What is asked :: Beneath this sentence is a set of records; write each of them out exactly.

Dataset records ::
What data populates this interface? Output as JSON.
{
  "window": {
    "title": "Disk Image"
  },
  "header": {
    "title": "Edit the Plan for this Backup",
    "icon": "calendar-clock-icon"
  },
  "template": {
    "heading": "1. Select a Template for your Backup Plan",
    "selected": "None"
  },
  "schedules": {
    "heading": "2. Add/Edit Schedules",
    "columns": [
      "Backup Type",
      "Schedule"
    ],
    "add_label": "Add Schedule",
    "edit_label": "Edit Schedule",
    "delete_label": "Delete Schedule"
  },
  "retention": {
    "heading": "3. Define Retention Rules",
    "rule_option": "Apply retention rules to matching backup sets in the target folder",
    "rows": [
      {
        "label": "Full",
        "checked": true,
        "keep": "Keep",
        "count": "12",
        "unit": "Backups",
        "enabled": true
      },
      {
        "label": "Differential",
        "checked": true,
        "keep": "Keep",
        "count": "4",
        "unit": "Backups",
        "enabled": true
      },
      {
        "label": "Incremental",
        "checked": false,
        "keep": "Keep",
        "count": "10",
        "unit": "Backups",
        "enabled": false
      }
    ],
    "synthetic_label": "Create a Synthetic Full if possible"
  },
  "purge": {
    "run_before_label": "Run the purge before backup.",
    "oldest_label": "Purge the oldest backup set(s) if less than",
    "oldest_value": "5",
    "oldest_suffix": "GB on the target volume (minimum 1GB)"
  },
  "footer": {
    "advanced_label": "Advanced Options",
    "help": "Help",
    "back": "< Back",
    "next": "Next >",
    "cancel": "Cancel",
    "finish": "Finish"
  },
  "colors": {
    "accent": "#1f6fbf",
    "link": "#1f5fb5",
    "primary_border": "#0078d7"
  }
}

Expected answer ::
What data populates this interface? Output as JSON.
{
  "window": {
    "title": "Disk Image"
  },
  "header": {
    "title": "Edit the Plan for this Backup",
    "icon": "calendar-clock-icon"
  },
  "template": {
    "heading": "1. Select a Template for your Backup Plan",
    "selected": "None"
  },
  "schedules": {
    "heading": "2. Add/Edit Schedules",
    "columns": [
      "Backup Type",
      "Schedule"
    ],
    "add_label": "Add Schedule",
    "edit_label": "Edit Schedule",
    "delete_label": "Delete Schedule"
  },
  "retention": {
    "heading": "3. Define Retention Rules",
    "rule_option": "Apply retention rules to matching backup sets in the target folder",
    "rows": [
      {
        "label": "Full",
        "checked": true,
        "keep": "Keep",
        "count": "12",
        "unit": "Backups",
        "enabled": true
      },
      {
        "label": "Differential",
        "checked": true,
        "keep": "Keep",
        "count": "4",
        "unit": "Backups",
        "enabled": true
      },
      {
        "label": "Incremental",
        "checked": false,
        "keep": "Keep",
        "count": "10",
        "unit": "Backups",
        "enabled": false
      }
    ],
    "synthetic_label": "Create a Synthetic Full if possible"
  },
  "purge": {
    "run_before_label": "Run the purge before backup.",
    "oldest_label": "Purge the oldest backup set(s) if less than",
    "oldest_value": "5",
    "oldest_suffix": "GB on the target volume (minimum 1GB)"
  },
  "footer": {
    "advanced_label": "Advanced Options",
    "help": "Help",
    "back": "< Back",
    "next": "Next >",
    "cancel": "Cancel",
    "finish": "Finish"
  },
  "colors": {
    "accent": "#1f6fbf",
    "link": "#1f5fb5",
    "primary_border": "#0078d7"
  }
}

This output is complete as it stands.